#### Problem details:
List all lines in the material below that contain "crore".

- - - - - - -

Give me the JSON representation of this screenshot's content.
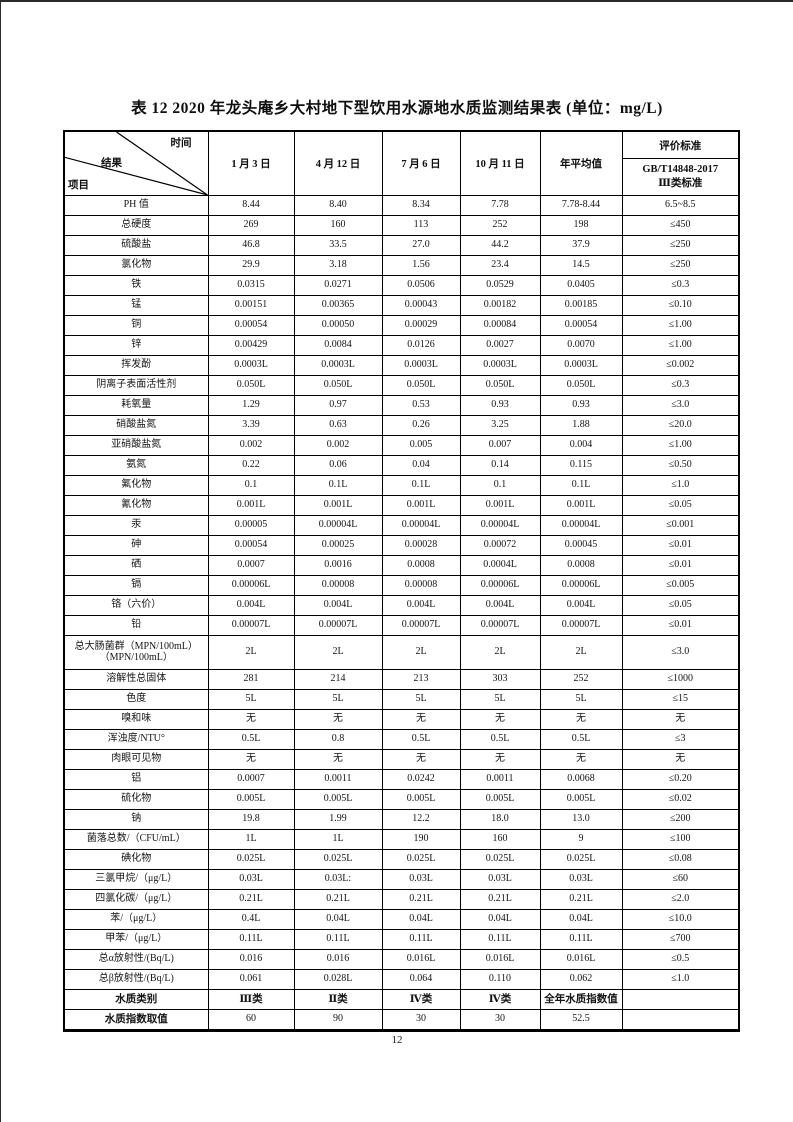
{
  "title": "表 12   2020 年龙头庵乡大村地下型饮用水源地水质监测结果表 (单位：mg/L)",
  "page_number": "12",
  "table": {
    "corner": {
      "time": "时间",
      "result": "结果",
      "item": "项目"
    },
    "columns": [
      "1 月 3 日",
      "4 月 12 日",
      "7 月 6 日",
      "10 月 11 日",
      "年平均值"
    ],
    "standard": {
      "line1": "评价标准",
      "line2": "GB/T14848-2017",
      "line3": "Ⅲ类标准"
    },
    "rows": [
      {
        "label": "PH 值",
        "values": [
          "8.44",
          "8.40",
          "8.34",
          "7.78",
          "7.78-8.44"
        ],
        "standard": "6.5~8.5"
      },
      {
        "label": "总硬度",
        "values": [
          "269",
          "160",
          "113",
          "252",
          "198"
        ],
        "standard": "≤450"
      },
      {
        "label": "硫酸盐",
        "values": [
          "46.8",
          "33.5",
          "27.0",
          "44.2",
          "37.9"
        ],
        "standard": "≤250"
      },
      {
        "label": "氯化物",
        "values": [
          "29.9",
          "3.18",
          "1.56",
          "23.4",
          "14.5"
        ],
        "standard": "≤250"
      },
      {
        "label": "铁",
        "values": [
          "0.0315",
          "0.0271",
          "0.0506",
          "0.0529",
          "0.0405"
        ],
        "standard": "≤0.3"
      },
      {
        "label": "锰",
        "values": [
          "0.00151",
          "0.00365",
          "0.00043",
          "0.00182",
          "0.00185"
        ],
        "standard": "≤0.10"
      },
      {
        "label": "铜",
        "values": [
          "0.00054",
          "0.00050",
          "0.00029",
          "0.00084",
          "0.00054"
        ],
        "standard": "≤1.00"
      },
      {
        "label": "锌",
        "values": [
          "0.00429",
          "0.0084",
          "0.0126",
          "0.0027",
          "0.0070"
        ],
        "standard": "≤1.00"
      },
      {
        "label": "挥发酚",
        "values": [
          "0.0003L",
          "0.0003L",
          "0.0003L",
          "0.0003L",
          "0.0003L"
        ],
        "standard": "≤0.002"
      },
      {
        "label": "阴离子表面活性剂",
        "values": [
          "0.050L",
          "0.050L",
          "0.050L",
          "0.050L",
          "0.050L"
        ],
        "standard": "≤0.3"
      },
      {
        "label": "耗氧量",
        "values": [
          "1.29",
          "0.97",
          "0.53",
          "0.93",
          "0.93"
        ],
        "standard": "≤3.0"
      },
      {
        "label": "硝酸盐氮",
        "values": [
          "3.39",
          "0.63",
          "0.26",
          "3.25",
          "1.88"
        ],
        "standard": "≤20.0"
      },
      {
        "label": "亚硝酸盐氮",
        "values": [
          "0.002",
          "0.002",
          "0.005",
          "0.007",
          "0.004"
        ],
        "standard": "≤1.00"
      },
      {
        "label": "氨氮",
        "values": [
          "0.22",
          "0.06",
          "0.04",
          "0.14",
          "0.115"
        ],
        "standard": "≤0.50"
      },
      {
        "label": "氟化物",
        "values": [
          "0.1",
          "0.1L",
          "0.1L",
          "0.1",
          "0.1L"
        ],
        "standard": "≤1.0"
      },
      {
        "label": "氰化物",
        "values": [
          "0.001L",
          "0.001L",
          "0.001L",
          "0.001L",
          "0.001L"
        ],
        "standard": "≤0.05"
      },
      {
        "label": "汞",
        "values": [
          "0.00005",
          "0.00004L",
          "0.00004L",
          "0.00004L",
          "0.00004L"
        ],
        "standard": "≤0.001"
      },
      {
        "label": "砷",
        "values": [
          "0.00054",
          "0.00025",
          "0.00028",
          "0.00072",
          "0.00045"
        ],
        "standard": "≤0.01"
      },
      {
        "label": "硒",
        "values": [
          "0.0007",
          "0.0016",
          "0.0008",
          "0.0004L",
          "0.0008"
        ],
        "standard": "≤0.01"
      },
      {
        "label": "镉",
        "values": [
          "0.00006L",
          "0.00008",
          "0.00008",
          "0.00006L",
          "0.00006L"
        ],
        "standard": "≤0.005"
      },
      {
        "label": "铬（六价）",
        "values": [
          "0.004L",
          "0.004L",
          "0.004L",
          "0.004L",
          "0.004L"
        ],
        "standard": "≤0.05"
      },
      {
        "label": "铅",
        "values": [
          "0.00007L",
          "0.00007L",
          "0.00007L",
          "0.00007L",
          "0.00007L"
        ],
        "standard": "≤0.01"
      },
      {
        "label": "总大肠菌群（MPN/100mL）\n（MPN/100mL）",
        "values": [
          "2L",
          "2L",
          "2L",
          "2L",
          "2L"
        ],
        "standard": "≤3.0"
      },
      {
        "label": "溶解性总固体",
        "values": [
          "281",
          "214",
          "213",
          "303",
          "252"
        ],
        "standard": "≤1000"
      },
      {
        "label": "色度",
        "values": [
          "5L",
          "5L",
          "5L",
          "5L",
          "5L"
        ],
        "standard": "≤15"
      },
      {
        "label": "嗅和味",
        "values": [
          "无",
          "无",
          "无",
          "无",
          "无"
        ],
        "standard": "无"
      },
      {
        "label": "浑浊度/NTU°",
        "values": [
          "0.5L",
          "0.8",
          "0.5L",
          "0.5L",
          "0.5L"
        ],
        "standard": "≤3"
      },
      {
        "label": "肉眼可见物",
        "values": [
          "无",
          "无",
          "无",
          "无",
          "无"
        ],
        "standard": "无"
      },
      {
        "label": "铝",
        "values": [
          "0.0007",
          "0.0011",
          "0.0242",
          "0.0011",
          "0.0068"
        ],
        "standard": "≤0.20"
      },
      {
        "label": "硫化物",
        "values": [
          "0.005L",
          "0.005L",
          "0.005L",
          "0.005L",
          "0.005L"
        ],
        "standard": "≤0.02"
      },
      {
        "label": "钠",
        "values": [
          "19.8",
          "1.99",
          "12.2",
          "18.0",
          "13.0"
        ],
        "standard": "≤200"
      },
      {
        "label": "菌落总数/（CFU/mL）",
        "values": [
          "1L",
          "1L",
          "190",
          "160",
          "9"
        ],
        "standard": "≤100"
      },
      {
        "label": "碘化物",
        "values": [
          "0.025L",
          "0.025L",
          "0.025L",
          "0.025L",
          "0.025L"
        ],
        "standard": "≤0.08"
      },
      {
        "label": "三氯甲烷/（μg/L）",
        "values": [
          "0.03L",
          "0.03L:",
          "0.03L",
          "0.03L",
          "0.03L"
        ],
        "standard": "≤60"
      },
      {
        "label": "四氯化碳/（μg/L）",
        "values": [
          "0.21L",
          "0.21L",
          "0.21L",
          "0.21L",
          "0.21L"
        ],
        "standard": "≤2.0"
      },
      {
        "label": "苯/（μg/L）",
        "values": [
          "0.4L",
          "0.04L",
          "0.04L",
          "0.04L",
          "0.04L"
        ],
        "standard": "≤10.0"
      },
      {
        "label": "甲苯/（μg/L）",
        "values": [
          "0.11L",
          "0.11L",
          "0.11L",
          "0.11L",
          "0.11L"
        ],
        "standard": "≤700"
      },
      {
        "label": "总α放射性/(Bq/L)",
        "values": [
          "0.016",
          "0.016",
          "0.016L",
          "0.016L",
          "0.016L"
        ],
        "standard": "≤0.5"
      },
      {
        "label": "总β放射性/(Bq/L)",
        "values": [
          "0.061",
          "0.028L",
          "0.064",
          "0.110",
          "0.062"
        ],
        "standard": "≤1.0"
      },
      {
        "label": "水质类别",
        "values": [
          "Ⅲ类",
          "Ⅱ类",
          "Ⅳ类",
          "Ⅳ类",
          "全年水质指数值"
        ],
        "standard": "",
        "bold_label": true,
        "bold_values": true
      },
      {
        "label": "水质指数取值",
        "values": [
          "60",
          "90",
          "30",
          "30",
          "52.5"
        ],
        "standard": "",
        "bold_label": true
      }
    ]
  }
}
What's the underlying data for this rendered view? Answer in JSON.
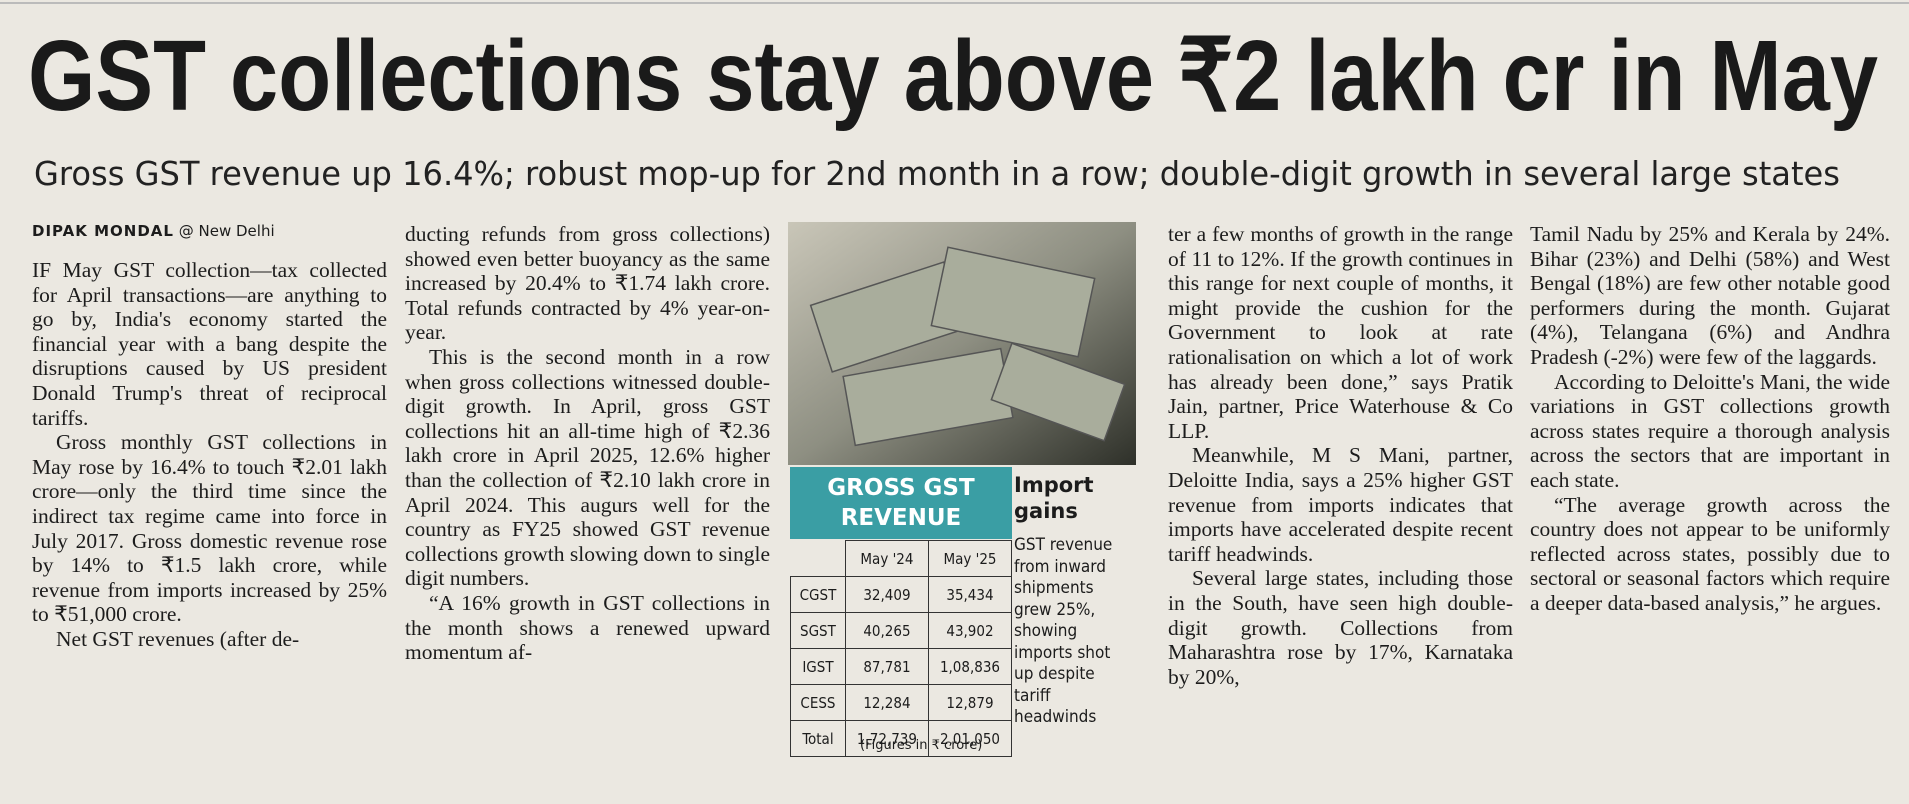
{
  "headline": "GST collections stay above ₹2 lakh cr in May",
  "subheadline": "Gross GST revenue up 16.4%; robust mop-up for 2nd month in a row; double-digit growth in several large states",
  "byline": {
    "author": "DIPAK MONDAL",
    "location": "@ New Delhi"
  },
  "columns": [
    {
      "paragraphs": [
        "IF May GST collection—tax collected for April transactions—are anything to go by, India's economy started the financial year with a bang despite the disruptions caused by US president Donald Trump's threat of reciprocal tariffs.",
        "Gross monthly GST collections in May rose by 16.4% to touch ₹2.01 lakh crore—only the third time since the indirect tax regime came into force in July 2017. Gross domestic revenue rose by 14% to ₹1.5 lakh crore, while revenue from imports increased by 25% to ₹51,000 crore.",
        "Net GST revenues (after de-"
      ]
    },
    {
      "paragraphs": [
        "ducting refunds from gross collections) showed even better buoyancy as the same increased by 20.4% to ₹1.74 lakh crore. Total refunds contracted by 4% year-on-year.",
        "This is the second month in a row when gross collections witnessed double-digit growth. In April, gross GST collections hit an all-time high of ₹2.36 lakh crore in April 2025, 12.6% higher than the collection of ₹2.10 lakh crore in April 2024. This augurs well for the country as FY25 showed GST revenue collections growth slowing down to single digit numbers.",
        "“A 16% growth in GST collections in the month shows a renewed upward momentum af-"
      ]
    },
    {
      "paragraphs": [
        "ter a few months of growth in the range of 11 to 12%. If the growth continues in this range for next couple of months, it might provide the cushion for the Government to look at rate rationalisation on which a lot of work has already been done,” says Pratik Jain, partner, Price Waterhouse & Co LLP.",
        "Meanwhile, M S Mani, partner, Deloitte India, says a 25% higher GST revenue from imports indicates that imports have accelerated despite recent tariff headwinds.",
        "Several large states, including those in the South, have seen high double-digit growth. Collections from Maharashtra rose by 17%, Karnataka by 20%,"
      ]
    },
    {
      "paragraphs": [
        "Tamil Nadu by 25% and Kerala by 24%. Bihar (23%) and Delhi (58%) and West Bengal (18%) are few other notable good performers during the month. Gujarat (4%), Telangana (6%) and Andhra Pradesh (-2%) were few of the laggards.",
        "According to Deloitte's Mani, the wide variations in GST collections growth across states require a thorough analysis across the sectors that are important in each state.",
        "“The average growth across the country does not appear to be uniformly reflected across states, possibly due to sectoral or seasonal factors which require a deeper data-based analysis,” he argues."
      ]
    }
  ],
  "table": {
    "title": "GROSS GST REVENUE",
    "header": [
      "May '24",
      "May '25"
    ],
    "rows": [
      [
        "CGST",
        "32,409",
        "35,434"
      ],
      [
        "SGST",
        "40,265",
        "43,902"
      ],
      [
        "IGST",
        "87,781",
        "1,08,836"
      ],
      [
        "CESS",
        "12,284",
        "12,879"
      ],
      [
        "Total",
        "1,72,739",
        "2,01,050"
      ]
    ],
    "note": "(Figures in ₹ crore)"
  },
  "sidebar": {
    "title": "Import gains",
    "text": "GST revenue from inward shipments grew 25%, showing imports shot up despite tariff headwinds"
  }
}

- - - - - - -

#### Exercise answer:
        "Gross monthly GST collections in May rose by 16.4% to touch ₹2.01 lakh crore—only the third time since the indirect tax regime came into force in July 2017. Gross domestic revenue rose by 14% to ₹1.5 lakh crore, while revenue from imports increased by 25% to ₹51,000 crore.",
        "ducting refunds from gross collections) showed even better buoyancy as the same increased by 20.4% to ₹1.74 lakh crore. Total refunds contracted by 4% year-on-year.",
        "This is the second month in a row when gross collections witnessed double-digit growth. In April, gross GST collections hit an all-time high of ₹2.36 lakh crore in April 2025, 12.6% higher than the collection of ₹2.10 lakh crore in April 2024. This augurs well for the country as FY25 showed GST revenue collections growth slowing down to single digit numbers.",
    "note": "(Figures in ₹ crore)"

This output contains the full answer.